◆ **Stated task**: Repeat each line of the material below exactly as it appears, minus any pictures.

+---+

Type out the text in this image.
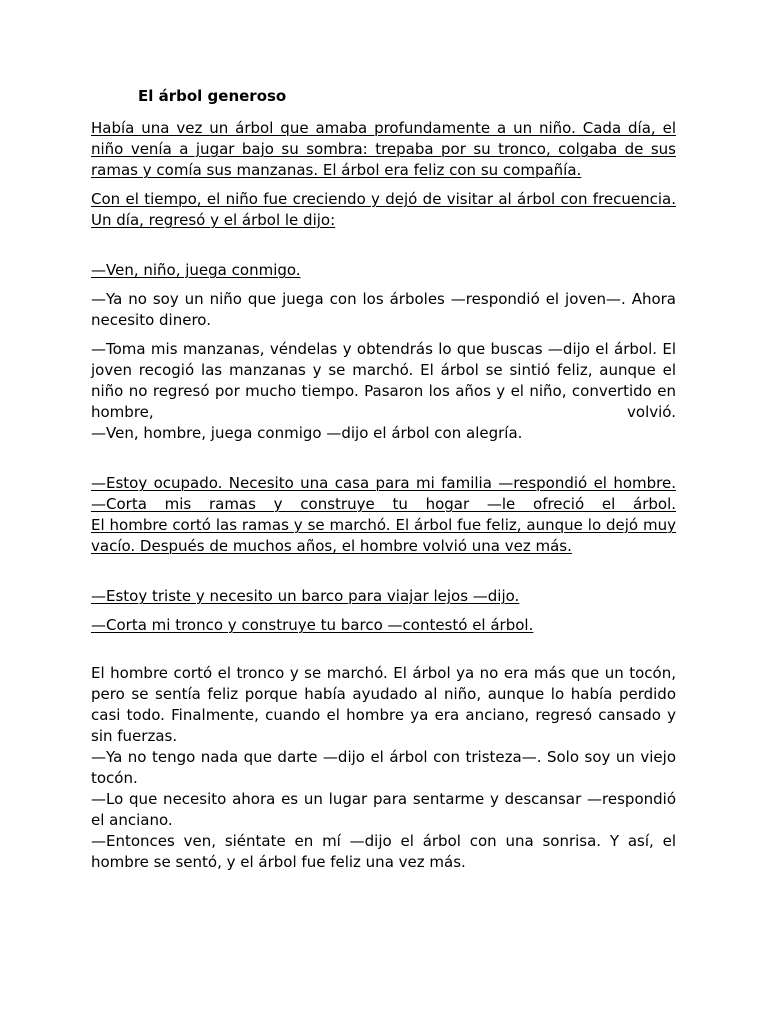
El árbol generoso
Había una vez un árbol que amaba profundamente a un niño. Cada día, el niño venía a jugar bajo su sombra: trepaba por su tronco, colgaba de sus ramas y comía sus manzanas. El árbol era feliz con su compañía.
Con el tiempo, el niño fue creciendo y dejó de visitar al árbol con frecuencia. Un día, regresó y el árbol le dijo:
—Ven, niño, juega conmigo.
—Ya no soy un niño que juega con los árboles —respondió el joven—. Ahora necesito dinero.
—Toma mis manzanas, véndelas y obtendrás lo que buscas —dijo el árbol. El joven recogió las manzanas y se marchó. El árbol se sintió feliz, aunque el niño no regresó por mucho tiempo. Pasaron los años y el niño, convertido en hombre, volvió.
—Ven, hombre, juega conmigo —dijo el árbol con alegría.
—Estoy ocupado. Necesito una casa para mi familia —respondió el hombre.
—Corta mis ramas y construye tu hogar —le ofreció el árbol.
El hombre cortó las ramas y se marchó. El árbol fue feliz, aunque lo dejó muy vacío. Después de muchos años, el hombre volvió una vez más.
—Estoy triste y necesito un barco para viajar lejos —dijo.
—Corta mi tronco y construye tu barco —contestó el árbol.
El hombre cortó el tronco y se marchó. El árbol ya no era más que un tocón, pero se sentía feliz porque había ayudado al niño, aunque lo había perdido casi todo. Finalmente, cuando el hombre ya era anciano, regresó cansado y sin fuerzas.
—Ya no tengo nada que darte —dijo el árbol con tristeza—. Solo soy un viejo tocón.
—Lo que necesito ahora es un lugar para sentarme y descansar —respondió el anciano.
—Entonces ven, siéntate en mí —dijo el árbol con una sonrisa. Y así, el hombre se sentó, y el árbol fue feliz una vez más.
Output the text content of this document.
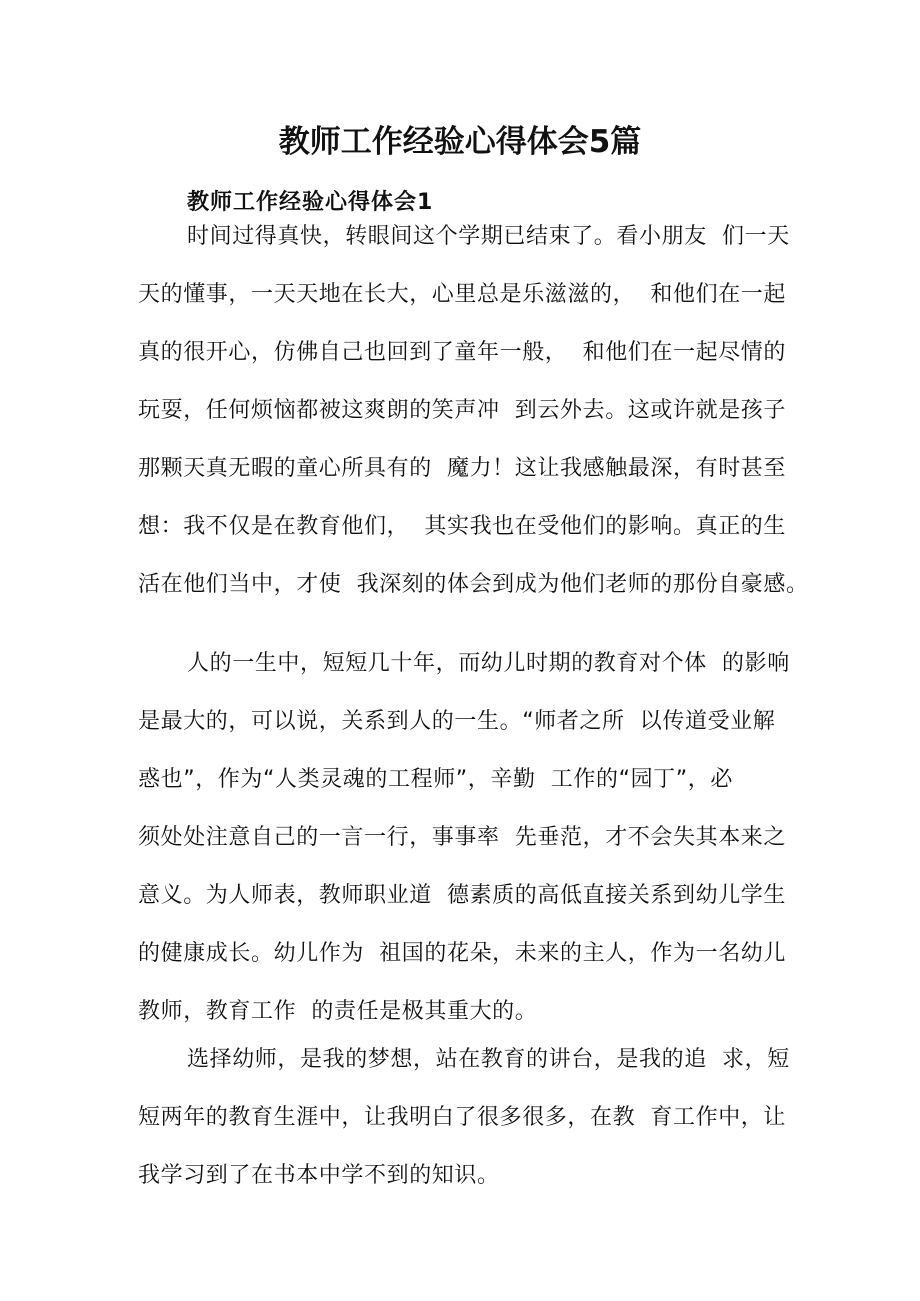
教师工作经验心得体会5篇
教师工作经验心得体会1
时间过得真快，转眼间这个学期已结束了。看小朋友  们一天
天的懂事，一天天地在长大，心里总是乐滋滋的，  和他们在一起
真的很开心，仿佛自己也回到了童年一般，  和他们在一起尽情的
玩耍，任何烦恼都被这爽朗的笑声冲  到云外去。这或许就是孩子
那颗天真无暇的童心所具有的  魔力！这让我感触最深，有时甚至
想：我不仅是在教育他们，  其实我也在受他们的影响。真正的生
活在他们当中，才使  我深刻的体会到成为他们老师的那份自豪感。
人的一生中，短短几十年，而幼儿时期的教育对个体  的影响
是最大的，可以说，关系到人的一生。“师者之所  以传道受业解
惑也”，作为“人类灵魂的工程师”，辛勤  工作的“园丁”，必
须处处注意自己的一言一行，事事率  先垂范，才不会失其本来之
意义。为人师表，教师职业道  德素质的高低直接关系到幼儿学生
的健康成长。幼儿作为  祖国的花朵，未来的主人，作为一名幼儿
教师，教育工作  的责任是极其重大的。
选择幼师，是我的梦想，站在教育的讲台，是我的追  求，短
短两年的教育生涯中，让我明白了很多很多，在教  育工作中，让
我学习到了在书本中学不到的知识。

+---+

◆ **Worked solution**:
Type out the text in this image.
El árbol generoso
Había una vez un árbol que amaba profundamente a un niño. Cada día, el niño venía a jugar bajo su sombra: trepaba por su tronco, colgaba de sus ramas y comía sus manzanas. El árbol era feliz con su compañía.
Con el tiempo, el niño fue creciendo y dejó de visitar al árbol con frecuencia. Un día, regresó y el árbol le dijo:
—Ven, niño, juega conmigo.
—Ya no soy un niño que juega con los árboles —respondió el joven—. Ahora necesito dinero.
—Toma mis manzanas, véndelas y obtendrás lo que buscas —dijo el árbol. El joven recogió las manzanas y se marchó. El árbol se sintió feliz, aunque el niño no regresó por mucho tiempo. Pasaron los años y el niño, convertido en hombre, volvió.
—Ven, hombre, juega conmigo —dijo el árbol con alegría.
—Estoy ocupado. Necesito una casa para mi familia —respondió el hombre.
—Corta mis ramas y construye tu hogar —le ofreció el árbol.
El hombre cortó las ramas y se marchó. El árbol fue feliz, aunque lo dejó muy vacío. Después de muchos años, el hombre volvió una vez más.
—Estoy triste y necesito un barco para viajar lejos —dijo.
—Corta mi tronco y construye tu barco —contestó el árbol.
El hombre cortó el tronco y se marchó. El árbol ya no era más que un tocón, pero se sentía feliz porque había ayudado al niño, aunque lo había perdido casi todo. Finalmente, cuando el hombre ya era anciano, regresó cansado y sin fuerzas.
—Ya no tengo nada que darte —dijo el árbol con tristeza—. Solo soy un viejo tocón.
—Lo que necesito ahora es un lugar para sentarme y descansar —respondió el anciano.
—Entonces ven, siéntate en mí —dijo el árbol con una sonrisa. Y así, el hombre se sentó, y el árbol fue feliz una vez más.
Output the text content of this document.
教师工作经验心得体会5篇
教师工作经验心得体会1
时间过得真快，转眼间这个学期已结束了。看小朋友  们一天
天的懂事，一天天地在长大，心里总是乐滋滋的，  和他们在一起
真的很开心，仿佛自己也回到了童年一般，  和他们在一起尽情的
玩耍，任何烦恼都被这爽朗的笑声冲  到云外去。这或许就是孩子
那颗天真无暇的童心所具有的  魔力！这让我感触最深，有时甚至
想：我不仅是在教育他们，  其实我也在受他们的影响。真正的生
活在他们当中，才使  我深刻的体会到成为他们老师的那份自豪感。
人的一生中，短短几十年，而幼儿时期的教育对个体  的影响
是最大的，可以说，关系到人的一生。“师者之所  以传道受业解
惑也”，作为“人类灵魂的工程师”，辛勤  工作的“园丁”，必
须处处注意自己的一言一行，事事率  先垂范，才不会失其本来之
意义。为人师表，教师职业道  德素质的高低直接关系到幼儿学生
的健康成长。幼儿作为  祖国的花朵，未来的主人，作为一名幼儿
教师，教育工作  的责任是极其重大的。
选择幼师，是我的梦想，站在教育的讲台，是我的追  求，短
短两年的教育生涯中，让我明白了很多很多，在教  育工作中，让
我学习到了在书本中学不到的知识。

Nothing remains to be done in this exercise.